| INSTRUCTIONS FOR THE TASK |
Return every line of the material exactly.

| INPUT ROWS |

++++

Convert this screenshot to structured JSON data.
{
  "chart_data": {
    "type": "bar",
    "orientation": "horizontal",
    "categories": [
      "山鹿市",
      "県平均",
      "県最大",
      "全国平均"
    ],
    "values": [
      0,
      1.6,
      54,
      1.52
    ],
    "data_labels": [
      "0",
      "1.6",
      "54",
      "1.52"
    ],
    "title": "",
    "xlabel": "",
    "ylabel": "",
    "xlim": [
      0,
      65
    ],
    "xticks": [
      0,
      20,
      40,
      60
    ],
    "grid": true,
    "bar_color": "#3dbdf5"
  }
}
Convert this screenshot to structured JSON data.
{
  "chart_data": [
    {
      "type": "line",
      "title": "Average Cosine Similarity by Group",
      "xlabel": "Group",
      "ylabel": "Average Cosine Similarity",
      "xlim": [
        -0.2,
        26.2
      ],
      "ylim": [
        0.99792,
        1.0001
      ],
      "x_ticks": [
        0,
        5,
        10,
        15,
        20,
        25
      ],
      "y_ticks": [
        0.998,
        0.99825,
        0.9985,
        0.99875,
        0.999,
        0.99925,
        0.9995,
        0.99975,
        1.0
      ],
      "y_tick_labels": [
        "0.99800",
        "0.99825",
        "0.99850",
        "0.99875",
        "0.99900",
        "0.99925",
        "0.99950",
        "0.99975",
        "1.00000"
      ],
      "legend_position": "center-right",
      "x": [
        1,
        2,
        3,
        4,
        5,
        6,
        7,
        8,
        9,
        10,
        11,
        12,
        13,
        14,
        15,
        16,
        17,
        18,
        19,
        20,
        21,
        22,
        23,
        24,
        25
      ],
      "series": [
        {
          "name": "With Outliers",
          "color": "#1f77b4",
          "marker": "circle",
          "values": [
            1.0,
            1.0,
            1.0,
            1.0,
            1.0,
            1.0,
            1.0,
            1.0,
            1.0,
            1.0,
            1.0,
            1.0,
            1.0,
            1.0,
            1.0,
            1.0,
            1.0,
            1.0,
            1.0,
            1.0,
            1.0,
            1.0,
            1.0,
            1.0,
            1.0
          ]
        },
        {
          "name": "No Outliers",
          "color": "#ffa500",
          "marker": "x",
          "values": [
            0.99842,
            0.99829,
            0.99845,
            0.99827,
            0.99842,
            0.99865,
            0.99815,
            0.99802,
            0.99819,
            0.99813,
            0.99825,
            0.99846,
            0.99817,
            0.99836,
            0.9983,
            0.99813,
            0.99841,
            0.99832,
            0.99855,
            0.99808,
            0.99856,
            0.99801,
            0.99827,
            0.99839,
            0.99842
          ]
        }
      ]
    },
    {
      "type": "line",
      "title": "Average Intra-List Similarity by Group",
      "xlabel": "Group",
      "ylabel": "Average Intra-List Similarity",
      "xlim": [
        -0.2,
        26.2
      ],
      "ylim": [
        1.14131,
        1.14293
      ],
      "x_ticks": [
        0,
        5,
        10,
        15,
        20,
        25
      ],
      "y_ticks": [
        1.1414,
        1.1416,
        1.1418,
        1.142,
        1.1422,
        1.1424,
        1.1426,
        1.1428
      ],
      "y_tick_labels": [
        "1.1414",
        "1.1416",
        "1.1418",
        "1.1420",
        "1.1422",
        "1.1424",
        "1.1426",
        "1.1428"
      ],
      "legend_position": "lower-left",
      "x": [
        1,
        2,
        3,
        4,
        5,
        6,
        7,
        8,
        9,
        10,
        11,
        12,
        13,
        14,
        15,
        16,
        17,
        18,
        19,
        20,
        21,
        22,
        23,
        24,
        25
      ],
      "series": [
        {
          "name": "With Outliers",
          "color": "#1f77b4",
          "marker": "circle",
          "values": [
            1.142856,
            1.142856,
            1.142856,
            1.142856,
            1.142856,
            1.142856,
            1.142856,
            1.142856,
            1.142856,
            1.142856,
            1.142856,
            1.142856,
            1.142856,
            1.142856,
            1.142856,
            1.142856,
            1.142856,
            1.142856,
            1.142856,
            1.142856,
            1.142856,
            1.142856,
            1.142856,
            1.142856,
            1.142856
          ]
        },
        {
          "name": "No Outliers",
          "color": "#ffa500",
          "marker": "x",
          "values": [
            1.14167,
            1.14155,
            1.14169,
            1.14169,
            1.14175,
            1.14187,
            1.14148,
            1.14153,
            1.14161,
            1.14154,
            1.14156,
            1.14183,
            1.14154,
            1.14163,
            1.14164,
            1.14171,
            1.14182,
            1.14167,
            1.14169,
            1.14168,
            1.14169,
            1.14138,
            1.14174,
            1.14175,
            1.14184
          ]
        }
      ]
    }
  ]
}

++++

| REPLY |
Convert this screenshot to structured JSON data.
{
  "chart_data": {
    "type": "bar",
    "orientation": "horizontal",
    "categories": [
      "山鹿市",
      "県平均",
      "県最大",
      "全国平均"
    ],
    "values": [
      0,
      1.6,
      54,
      1.52
    ],
    "data_labels": [
      "0",
      "1.6",
      "54",
      "1.52"
    ],
    "title": "",
    "xlabel": "",
    "ylabel": "",
    "xlim": [
      0,
      65
    ],
    "xticks": [
      0,
      20,
      40,
      60
    ],
    "grid": true,
    "bar_color": "#3dbdf5"
  }
}
Convert this screenshot to structured JSON data.
{
  "chart_data": [
    {
      "type": "line",
      "title": "Average Cosine Similarity by Group",
      "xlabel": "Group",
      "ylabel": "Average Cosine Similarity",
      "xlim": [
        -0.2,
        26.2
      ],
      "ylim": [
        0.99792,
        1.0001
      ],
      "x_ticks": [
        0,
        5,
        10,
        15,
        20,
        25
      ],
      "y_ticks": [
        0.998,
        0.99825,
        0.9985,
        0.99875,
        0.999,
        0.99925,
        0.9995,
        0.99975,
        1.0
      ],
      "y_tick_labels": [
        "0.99800",
        "0.99825",
        "0.99850",
        "0.99875",
        "0.99900",
        "0.99925",
        "0.99950",
        "0.99975",
        "1.00000"
      ],
      "legend_position": "center-right",
      "x": [
        1,
        2,
        3,
        4,
        5,
        6,
        7,
        8,
        9,
        10,
        11,
        12,
        13,
        14,
        15,
        16,
        17,
        18,
        19,
        20,
        21,
        22,
        23,
        24,
        25
      ],
      "series": [
        {
          "name": "With Outliers",
          "color": "#1f77b4",
          "marker": "circle",
          "values": [
            1.0,
            1.0,
            1.0,
            1.0,
            1.0,
            1.0,
            1.0,
            1.0,
            1.0,
            1.0,
            1.0,
            1.0,
            1.0,
            1.0,
            1.0,
            1.0,
            1.0,
            1.0,
            1.0,
            1.0,
            1.0,
            1.0,
            1.0,
            1.0,
            1.0
          ]
        },
        {
          "name": "No Outliers",
          "color": "#ffa500",
          "marker": "x",
          "values": [
            0.99842,
            0.99829,
            0.99845,
            0.99827,
            0.99842,
            0.99865,
            0.99815,
            0.99802,
            0.99819,
            0.99813,
            0.99825,
            0.99846,
            0.99817,
            0.99836,
            0.9983,
            0.99813,
            0.99841,
            0.99832,
            0.99855,
            0.99808,
            0.99856,
            0.99801,
            0.99827,
            0.99839,
            0.99842
          ]
        }
      ]
    },
    {
      "type": "line",
      "title": "Average Intra-List Similarity by Group",
      "xlabel": "Group",
      "ylabel": "Average Intra-List Similarity",
      "xlim": [
        -0.2,
        26.2
      ],
      "ylim": [
        1.14131,
        1.14293
      ],
      "x_ticks": [
        0,
        5,
        10,
        15,
        20,
        25
      ],
      "y_ticks": [
        1.1414,
        1.1416,
        1.1418,
        1.142,
        1.1422,
        1.1424,
        1.1426,
        1.1428
      ],
      "y_tick_labels": [
        "1.1414",
        "1.1416",
        "1.1418",
        "1.1420",
        "1.1422",
        "1.1424",
        "1.1426",
        "1.1428"
      ],
      "legend_position": "lower-left",
      "x": [
        1,
        2,
        3,
        4,
        5,
        6,
        7,
        8,
        9,
        10,
        11,
        12,
        13,
        14,
        15,
        16,
        17,
        18,
        19,
        20,
        21,
        22,
        23,
        24,
        25
      ],
      "series": [
        {
          "name": "With Outliers",
          "color": "#1f77b4",
          "marker": "circle",
          "values": [
            1.142856,
            1.142856,
            1.142856,
            1.142856,
            1.142856,
            1.142856,
            1.142856,
            1.142856,
            1.142856,
            1.142856,
            1.142856,
            1.142856,
            1.142856,
            1.142856,
            1.142856,
            1.142856,
            1.142856,
            1.142856,
            1.142856,
            1.142856,
            1.142856,
            1.142856,
            1.142856,
            1.142856,
            1.142856
          ]
        },
        {
          "name": "No Outliers",
          "color": "#ffa500",
          "marker": "x",
          "values": [
            1.14167,
            1.14155,
            1.14169,
            1.14169,
            1.14175,
            1.14187,
            1.14148,
            1.14153,
            1.14161,
            1.14154,
            1.14156,
            1.14183,
            1.14154,
            1.14163,
            1.14164,
            1.14171,
            1.14182,
            1.14167,
            1.14169,
            1.14168,
            1.14169,
            1.14138,
            1.14174,
            1.14175,
            1.14184
          ]
        }
      ]
    }
  ]
}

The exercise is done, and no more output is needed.